→ **Exercise directions**
Look through the listing and locate every line containing the word "View"; copy those lines.

(Data entries)
————————
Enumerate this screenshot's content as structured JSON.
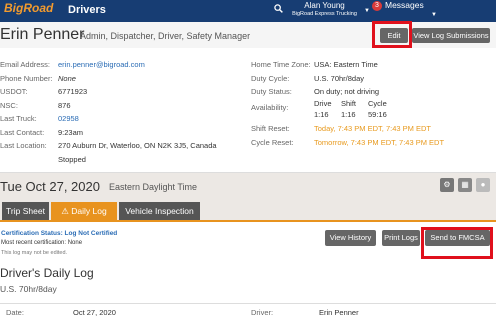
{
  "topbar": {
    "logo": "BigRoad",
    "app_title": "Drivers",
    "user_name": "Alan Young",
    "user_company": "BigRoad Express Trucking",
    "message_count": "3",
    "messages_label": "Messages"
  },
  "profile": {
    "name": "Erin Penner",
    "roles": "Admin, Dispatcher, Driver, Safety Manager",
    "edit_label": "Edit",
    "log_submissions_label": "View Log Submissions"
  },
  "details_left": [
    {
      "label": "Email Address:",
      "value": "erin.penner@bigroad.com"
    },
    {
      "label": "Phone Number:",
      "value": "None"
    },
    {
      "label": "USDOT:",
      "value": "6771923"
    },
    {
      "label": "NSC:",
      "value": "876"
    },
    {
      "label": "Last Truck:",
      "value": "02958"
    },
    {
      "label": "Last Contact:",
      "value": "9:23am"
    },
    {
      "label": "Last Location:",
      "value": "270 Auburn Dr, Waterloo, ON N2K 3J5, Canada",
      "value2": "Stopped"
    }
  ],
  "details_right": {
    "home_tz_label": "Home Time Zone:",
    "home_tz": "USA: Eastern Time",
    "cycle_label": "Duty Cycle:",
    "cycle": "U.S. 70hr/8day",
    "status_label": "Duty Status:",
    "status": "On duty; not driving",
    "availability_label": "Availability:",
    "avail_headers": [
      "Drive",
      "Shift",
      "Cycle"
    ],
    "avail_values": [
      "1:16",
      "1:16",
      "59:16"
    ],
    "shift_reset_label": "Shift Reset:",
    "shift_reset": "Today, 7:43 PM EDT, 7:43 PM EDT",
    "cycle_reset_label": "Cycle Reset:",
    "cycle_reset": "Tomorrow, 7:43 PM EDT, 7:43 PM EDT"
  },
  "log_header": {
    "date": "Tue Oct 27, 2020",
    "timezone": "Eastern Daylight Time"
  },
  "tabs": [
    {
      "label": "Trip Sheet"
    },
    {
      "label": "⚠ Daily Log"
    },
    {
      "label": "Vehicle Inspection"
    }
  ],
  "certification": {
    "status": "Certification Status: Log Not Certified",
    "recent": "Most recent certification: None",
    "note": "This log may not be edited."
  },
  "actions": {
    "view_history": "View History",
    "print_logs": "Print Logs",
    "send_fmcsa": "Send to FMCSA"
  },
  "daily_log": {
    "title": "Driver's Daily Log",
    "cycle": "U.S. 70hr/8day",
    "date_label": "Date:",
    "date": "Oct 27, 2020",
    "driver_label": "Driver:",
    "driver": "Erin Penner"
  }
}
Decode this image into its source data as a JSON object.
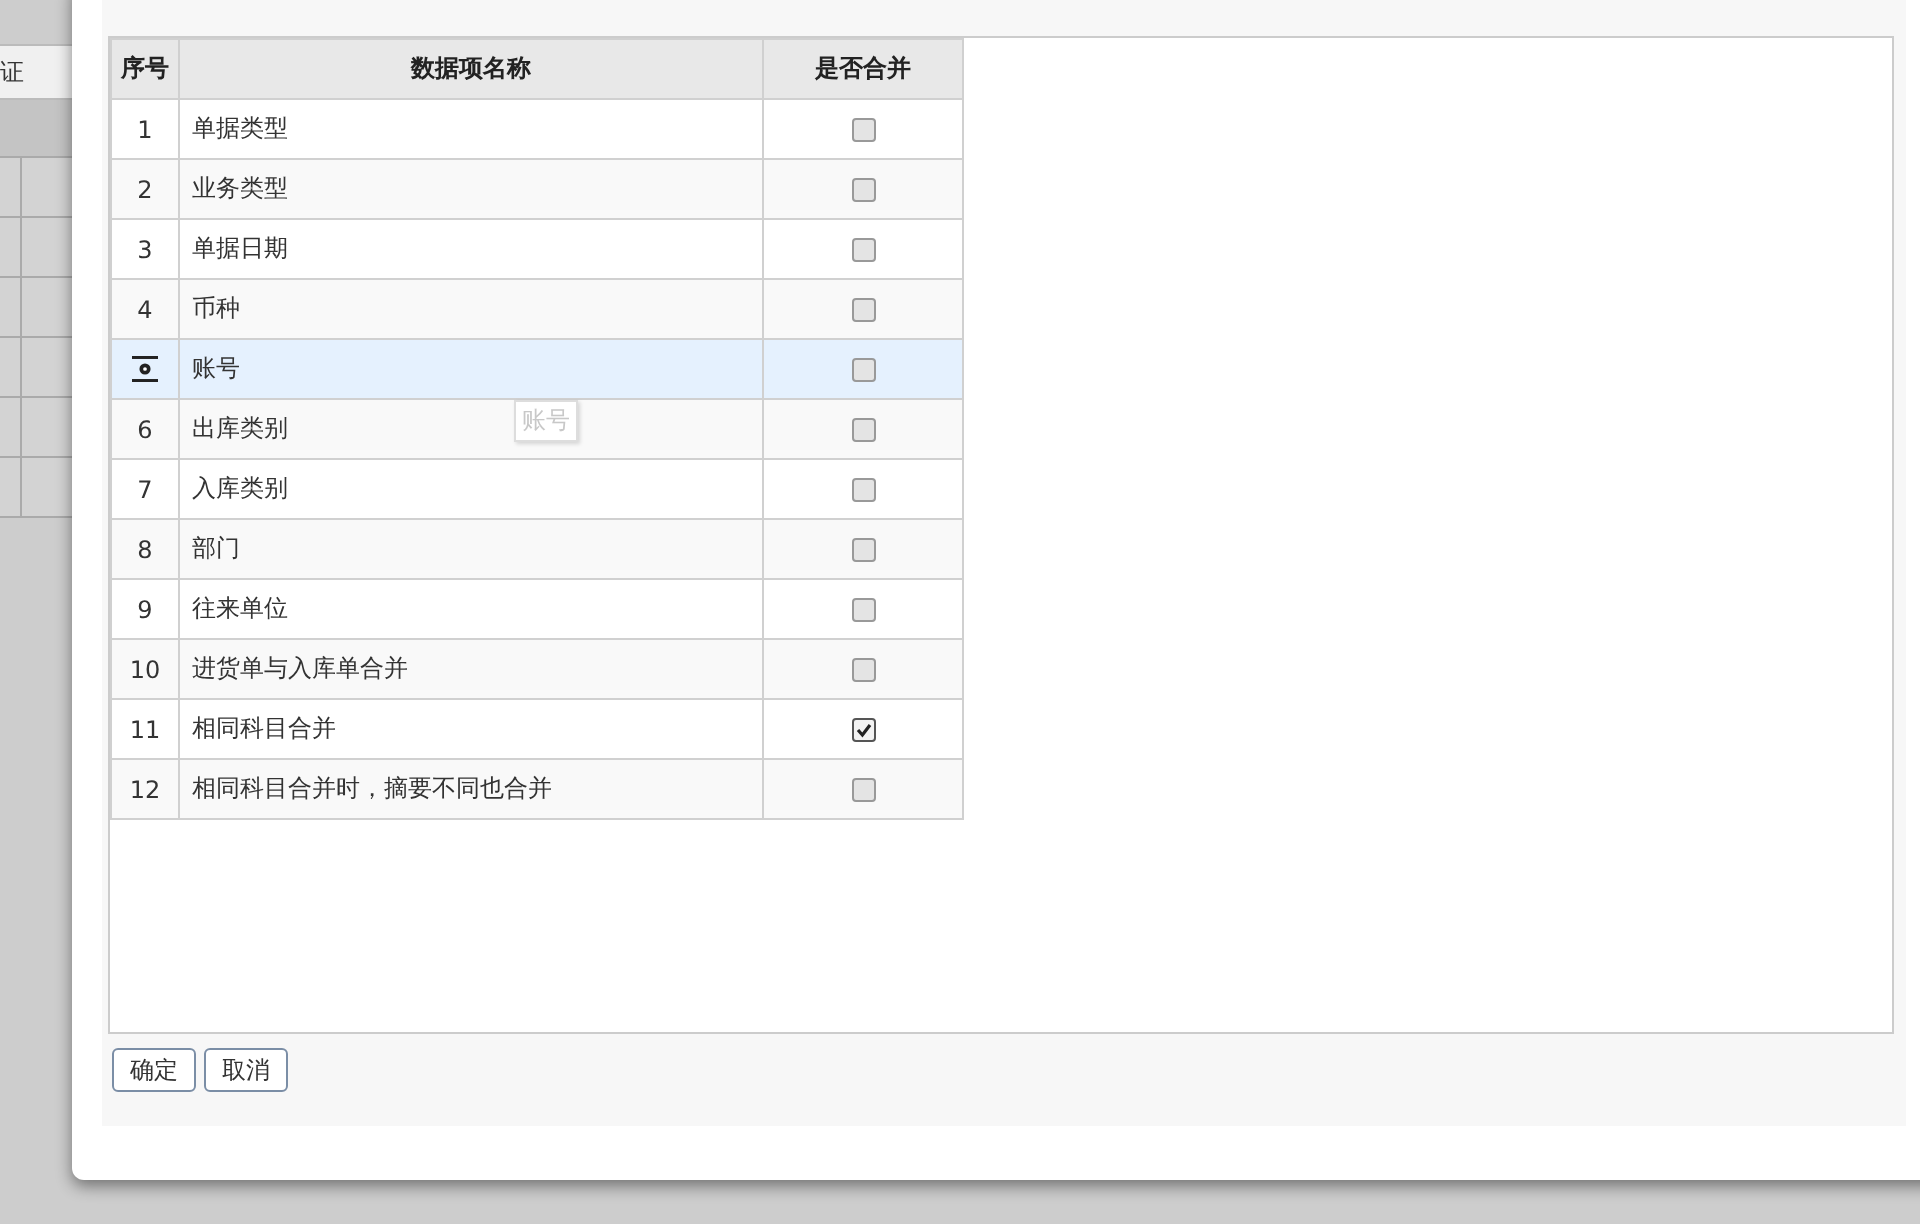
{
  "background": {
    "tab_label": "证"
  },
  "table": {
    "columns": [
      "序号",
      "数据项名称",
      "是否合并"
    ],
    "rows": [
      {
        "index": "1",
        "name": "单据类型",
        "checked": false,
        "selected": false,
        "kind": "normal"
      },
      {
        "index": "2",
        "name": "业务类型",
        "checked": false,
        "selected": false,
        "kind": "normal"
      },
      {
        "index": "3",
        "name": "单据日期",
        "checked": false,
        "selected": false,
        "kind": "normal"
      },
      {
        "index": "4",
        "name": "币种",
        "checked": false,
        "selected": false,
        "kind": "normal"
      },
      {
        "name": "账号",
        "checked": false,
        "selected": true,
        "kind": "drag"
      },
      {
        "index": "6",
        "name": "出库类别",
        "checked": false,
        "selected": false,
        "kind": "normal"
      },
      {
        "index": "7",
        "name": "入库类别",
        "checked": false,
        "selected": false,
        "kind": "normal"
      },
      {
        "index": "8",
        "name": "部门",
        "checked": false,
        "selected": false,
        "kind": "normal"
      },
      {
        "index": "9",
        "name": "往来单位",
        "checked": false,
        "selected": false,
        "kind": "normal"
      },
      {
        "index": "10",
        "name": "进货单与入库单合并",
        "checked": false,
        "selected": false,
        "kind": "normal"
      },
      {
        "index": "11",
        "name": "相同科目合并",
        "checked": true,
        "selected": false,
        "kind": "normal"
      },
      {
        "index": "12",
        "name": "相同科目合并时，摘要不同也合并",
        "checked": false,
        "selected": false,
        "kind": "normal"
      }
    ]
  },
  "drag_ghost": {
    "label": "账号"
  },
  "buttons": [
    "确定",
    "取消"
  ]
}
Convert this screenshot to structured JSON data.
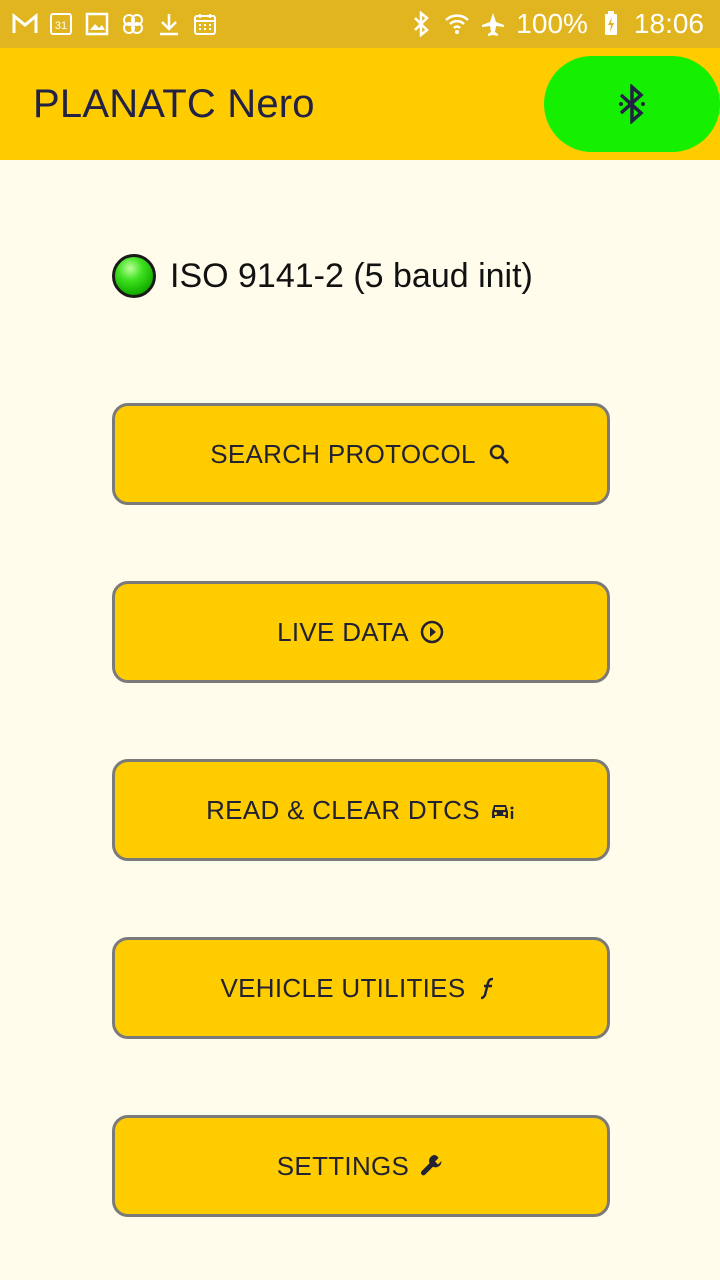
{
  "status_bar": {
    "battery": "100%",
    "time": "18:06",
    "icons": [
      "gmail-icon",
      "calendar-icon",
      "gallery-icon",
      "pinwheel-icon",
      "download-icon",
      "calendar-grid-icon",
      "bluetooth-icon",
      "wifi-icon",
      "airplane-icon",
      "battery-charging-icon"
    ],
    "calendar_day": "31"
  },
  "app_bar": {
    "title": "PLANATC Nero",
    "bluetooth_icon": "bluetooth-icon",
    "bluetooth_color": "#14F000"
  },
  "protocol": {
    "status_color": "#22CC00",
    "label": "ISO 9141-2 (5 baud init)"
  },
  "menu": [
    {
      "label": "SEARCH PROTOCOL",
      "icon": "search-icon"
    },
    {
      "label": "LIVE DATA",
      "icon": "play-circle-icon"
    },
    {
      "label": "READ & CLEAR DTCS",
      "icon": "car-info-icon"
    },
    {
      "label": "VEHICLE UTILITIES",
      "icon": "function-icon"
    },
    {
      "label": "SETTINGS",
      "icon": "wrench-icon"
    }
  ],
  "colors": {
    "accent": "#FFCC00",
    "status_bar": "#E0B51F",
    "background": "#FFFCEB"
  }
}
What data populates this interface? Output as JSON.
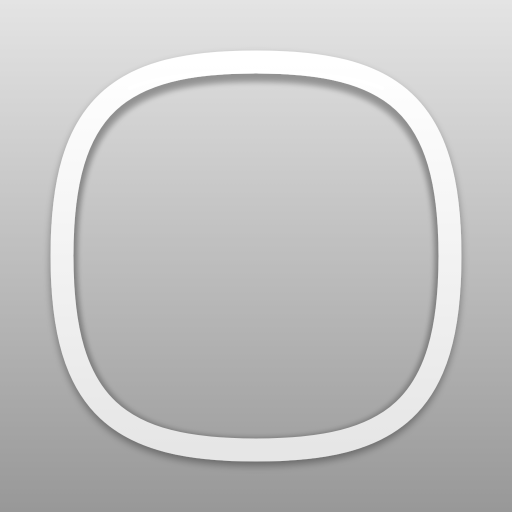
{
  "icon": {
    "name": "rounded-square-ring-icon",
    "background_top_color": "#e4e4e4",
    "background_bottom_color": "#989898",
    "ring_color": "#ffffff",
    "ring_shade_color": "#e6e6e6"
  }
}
————————
→ **The solution**
    "log_submissions_label": "View Log Submissions"
    "view_history": "View History",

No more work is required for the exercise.